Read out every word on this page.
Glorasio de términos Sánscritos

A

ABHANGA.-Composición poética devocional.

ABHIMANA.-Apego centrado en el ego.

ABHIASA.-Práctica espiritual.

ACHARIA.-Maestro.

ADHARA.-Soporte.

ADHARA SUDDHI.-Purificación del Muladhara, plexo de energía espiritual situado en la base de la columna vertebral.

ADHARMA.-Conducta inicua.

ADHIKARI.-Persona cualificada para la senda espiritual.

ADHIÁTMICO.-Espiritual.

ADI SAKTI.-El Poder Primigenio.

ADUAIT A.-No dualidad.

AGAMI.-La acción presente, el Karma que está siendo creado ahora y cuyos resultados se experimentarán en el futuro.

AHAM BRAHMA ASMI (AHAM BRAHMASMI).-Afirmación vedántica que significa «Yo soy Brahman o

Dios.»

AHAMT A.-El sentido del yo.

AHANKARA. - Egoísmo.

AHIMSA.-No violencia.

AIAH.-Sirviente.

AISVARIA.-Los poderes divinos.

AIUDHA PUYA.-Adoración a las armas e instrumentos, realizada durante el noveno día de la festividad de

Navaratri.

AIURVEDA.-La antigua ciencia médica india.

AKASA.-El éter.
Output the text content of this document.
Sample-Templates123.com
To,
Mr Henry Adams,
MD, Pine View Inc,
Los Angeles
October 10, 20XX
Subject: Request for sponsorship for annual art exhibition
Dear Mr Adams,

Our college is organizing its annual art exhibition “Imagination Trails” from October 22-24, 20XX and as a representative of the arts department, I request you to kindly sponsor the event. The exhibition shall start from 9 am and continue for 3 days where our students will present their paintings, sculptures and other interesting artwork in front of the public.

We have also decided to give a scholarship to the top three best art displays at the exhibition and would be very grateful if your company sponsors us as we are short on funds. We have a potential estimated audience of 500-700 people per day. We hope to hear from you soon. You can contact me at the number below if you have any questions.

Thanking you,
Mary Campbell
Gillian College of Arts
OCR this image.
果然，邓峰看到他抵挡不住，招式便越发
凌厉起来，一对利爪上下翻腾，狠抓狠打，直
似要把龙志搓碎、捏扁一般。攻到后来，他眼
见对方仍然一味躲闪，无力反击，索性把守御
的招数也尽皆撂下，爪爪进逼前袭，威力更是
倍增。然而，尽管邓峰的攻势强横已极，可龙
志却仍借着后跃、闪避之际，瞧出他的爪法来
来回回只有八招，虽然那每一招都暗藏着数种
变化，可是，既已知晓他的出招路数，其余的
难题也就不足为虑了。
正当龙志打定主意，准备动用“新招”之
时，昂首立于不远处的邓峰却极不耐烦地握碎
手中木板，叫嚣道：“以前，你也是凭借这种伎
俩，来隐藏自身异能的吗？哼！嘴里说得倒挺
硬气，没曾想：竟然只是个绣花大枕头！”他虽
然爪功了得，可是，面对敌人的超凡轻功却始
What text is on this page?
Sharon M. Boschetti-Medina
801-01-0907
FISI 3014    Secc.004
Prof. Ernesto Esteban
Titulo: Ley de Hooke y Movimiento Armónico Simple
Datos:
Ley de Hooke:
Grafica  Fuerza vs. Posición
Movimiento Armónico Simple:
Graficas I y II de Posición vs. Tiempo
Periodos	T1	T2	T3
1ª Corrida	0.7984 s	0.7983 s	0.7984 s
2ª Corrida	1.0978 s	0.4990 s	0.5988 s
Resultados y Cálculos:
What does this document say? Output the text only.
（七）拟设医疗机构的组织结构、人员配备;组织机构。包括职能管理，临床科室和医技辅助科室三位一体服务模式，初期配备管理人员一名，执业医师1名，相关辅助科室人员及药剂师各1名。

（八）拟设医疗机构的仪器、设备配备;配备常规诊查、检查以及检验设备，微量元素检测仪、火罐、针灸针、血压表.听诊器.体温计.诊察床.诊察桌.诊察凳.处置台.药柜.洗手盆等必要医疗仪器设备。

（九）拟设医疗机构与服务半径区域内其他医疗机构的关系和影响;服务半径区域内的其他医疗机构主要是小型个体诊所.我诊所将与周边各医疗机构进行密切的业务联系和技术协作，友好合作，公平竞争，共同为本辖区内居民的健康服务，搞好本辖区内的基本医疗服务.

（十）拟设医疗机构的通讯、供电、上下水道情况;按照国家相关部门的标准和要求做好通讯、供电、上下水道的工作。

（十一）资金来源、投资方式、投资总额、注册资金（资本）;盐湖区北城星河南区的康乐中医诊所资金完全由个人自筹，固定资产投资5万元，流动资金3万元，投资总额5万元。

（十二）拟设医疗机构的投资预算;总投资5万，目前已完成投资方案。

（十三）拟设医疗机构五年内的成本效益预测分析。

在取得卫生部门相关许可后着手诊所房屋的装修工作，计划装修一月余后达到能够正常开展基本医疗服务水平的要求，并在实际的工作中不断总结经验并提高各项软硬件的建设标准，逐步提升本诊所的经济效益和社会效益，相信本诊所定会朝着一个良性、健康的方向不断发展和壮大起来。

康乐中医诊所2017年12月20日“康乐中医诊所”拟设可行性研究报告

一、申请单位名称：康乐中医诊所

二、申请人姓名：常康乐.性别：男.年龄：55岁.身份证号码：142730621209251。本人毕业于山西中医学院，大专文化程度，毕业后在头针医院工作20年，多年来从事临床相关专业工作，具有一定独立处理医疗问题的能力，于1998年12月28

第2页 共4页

The exercise » Copy the material above verbatim.

Full output »
Read out every word on this page.
Glorasio de términos Sánscritos

A

ABHANGA.-Composición poética devocional.

ABHIMANA.-Apego centrado en el ego.

ABHIASA.-Práctica espiritual.

ACHARIA.-Maestro.

ADHARA.-Soporte.

ADHARA SUDDHI.-Purificación del Muladhara, plexo de energía espiritual situado en la base de la columna vertebral.

ADHARMA.-Conducta inicua.

ADHIKARI.-Persona cualificada para la senda espiritual.

ADHIÁTMICO.-Espiritual.

ADI SAKTI.-El Poder Primigenio.

ADUAIT A.-No dualidad.

AGAMI.-La acción presente, el Karma que está siendo creado ahora y cuyos resultados se experimentarán en el futuro.

AHAM BRAHMA ASMI (AHAM BRAHMASMI).-Afirmación vedántica que significa «Yo soy Brahman o

Dios.»

AHAMT A.-El sentido del yo.

AHANKARA. - Egoísmo.

AHIMSA.-No violencia.

AIAH.-Sirviente.

AISVARIA.-Los poderes divinos.

AIUDHA PUYA.-Adoración a las armas e instrumentos, realizada durante el noveno día de la festividad de

Navaratri.

AIURVEDA.-La antigua ciencia médica india.

AKASA.-El éter.
Output the text content of this document.
Sample-Templates123.com
To,
Mr Henry Adams,
MD, Pine View Inc,
Los Angeles
October 10, 20XX
Subject: Request for sponsorship for annual art exhibition
Dear Mr Adams,

Our college is organizing its annual art exhibition “Imagination Trails” from October 22-24, 20XX and as a representative of the arts department, I request you to kindly sponsor the event. The exhibition shall start from 9 am and continue for 3 days where our students will present their paintings, sculptures and other interesting artwork in front of the public.

We have also decided to give a scholarship to the top three best art displays at the exhibition and would be very grateful if your company sponsors us as we are short on funds. We have a potential estimated audience of 500-700 people per day. We hope to hear from you soon. You can contact me at the number below if you have any questions.

Thanking you,
Mary Campbell
Gillian College of Arts
OCR this image.
果然，邓峰看到他抵挡不住，招式便越发
凌厉起来，一对利爪上下翻腾，狠抓狠打，直
似要把龙志搓碎、捏扁一般。攻到后来，他眼
见对方仍然一味躲闪，无力反击，索性把守御
的招数也尽皆撂下，爪爪进逼前袭，威力更是
倍增。然而，尽管邓峰的攻势强横已极，可龙
志却仍借着后跃、闪避之际，瞧出他的爪法来
来回回只有八招，虽然那每一招都暗藏着数种
变化，可是，既已知晓他的出招路数，其余的
难题也就不足为虑了。
正当龙志打定主意，准备动用“新招”之
时，昂首立于不远处的邓峰却极不耐烦地握碎
手中木板，叫嚣道：“以前，你也是凭借这种伎
俩，来隐藏自身异能的吗？哼！嘴里说得倒挺
硬气，没曾想：竟然只是个绣花大枕头！”他虽
然爪功了得，可是，面对敌人的超凡轻功却始
What text is on this page?
Sharon M. Boschetti-Medina
801-01-0907
FISI 3014    Secc.004
Prof. Ernesto Esteban
Titulo: Ley de Hooke y Movimiento Armónico Simple
Datos:
Ley de Hooke:
Grafica  Fuerza vs. Posición
Movimiento Armónico Simple:
Graficas I y II de Posición vs. Tiempo
Periodos	T1	T2	T3
1ª Corrida	0.7984 s	0.7983 s	0.7984 s
2ª Corrida	1.0978 s	0.4990 s	0.5988 s
Resultados y Cálculos:
What does this document say? Output the text only.
（七）拟设医疗机构的组织结构、人员配备;组织机构。包括职能管理，临床科室和医技辅助科室三位一体服务模式，初期配备管理人员一名，执业医师1名，相关辅助科室人员及药剂师各1名。

（八）拟设医疗机构的仪器、设备配备;配备常规诊查、检查以及检验设备，微量元素检测仪、火罐、针灸针、血压表.听诊器.体温计.诊察床.诊察桌.诊察凳.处置台.药柜.洗手盆等必要医疗仪器设备。

（九）拟设医疗机构与服务半径区域内其他医疗机构的关系和影响;服务半径区域内的其他医疗机构主要是小型个体诊所.我诊所将与周边各医疗机构进行密切的业务联系和技术协作，友好合作，公平竞争，共同为本辖区内居民的健康服务，搞好本辖区内的基本医疗服务.

（十）拟设医疗机构的通讯、供电、上下水道情况;按照国家相关部门的标准和要求做好通讯、供电、上下水道的工作。

（十一）资金来源、投资方式、投资总额、注册资金（资本）;盐湖区北城星河南区的康乐中医诊所资金完全由个人自筹，固定资产投资5万元，流动资金3万元，投资总额5万元。

（十二）拟设医疗机构的投资预算;总投资5万，目前已完成投资方案。

（十三）拟设医疗机构五年内的成本效益预测分析。

在取得卫生部门相关许可后着手诊所房屋的装修工作，计划装修一月余后达到能够正常开展基本医疗服务水平的要求，并在实际的工作中不断总结经验并提高各项软硬件的建设标准，逐步提升本诊所的经济效益和社会效益，相信本诊所定会朝着一个良性、健康的方向不断发展和壮大起来。

康乐中医诊所2017年12月20日“康乐中医诊所”拟设可行性研究报告

一、申请单位名称：康乐中医诊所

二、申请人姓名：常康乐.性别：男.年龄：55岁.身份证号码：142730621209251。本人毕业于山西中医学院，大专文化程度，毕业后在头针医院工作20年，多年来从事临床相关专业工作，具有一定独立处理医疗问题的能力，于1998年12月28

第2页 共4页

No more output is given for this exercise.